• _EXERCISE PROMPT_
Which lines in the records below contain the word "Untergang"? Copy each of them.

##### GIVEN ENTRIES #####

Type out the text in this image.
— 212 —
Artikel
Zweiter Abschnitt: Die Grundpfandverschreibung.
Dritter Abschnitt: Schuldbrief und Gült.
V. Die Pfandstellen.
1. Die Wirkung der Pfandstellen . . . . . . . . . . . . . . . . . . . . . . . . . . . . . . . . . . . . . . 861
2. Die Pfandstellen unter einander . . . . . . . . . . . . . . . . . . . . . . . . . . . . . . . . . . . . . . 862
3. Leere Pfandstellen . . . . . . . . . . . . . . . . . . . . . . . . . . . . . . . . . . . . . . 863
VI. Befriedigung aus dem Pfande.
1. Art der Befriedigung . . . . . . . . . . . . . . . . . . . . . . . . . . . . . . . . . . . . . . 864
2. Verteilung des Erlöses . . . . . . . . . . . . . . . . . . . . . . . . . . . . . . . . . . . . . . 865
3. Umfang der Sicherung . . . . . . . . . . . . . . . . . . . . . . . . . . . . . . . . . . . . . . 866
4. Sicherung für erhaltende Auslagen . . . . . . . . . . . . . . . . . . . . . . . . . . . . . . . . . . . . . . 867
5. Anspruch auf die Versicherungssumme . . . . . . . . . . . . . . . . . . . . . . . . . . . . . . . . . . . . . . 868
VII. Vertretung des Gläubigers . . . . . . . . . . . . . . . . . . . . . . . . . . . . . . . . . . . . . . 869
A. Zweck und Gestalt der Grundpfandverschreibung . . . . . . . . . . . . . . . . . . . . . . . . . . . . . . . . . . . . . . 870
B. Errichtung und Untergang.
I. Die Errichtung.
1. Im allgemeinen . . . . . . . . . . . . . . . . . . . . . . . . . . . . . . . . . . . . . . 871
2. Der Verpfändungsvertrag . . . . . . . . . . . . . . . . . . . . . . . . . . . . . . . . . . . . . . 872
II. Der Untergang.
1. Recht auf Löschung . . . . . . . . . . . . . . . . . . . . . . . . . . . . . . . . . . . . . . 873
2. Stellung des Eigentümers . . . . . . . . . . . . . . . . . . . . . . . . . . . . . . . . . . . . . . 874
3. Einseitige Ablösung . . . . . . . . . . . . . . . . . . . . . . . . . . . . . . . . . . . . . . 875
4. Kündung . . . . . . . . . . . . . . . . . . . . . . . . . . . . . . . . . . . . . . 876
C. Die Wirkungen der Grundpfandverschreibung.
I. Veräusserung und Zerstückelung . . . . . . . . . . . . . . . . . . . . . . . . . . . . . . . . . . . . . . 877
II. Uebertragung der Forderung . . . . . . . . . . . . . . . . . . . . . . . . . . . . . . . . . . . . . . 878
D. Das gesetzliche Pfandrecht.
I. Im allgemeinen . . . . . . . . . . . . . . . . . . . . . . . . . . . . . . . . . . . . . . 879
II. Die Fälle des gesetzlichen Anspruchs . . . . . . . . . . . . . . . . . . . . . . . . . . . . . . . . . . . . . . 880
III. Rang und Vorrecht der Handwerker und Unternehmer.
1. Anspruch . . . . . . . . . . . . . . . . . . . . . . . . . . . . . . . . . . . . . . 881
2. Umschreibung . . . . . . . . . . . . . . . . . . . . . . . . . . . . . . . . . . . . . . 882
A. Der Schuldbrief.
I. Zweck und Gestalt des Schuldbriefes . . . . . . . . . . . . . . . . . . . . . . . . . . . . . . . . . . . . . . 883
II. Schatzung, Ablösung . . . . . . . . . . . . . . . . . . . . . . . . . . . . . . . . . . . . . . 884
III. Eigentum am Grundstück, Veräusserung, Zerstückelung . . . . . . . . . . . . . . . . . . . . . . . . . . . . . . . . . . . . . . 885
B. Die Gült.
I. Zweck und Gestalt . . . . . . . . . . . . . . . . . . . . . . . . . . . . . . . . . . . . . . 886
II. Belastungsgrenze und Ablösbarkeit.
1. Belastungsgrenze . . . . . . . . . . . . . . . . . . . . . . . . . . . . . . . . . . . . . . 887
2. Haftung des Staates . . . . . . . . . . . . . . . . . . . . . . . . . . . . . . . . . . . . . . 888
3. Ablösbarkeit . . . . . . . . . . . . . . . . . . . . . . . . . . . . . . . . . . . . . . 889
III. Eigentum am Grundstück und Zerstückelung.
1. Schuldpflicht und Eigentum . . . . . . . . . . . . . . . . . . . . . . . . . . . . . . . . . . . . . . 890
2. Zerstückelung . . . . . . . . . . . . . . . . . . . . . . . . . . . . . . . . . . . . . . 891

#####

• _PROBLEM SOLUTION_
B. Errichtung und Untergang.
II. Der Untergang.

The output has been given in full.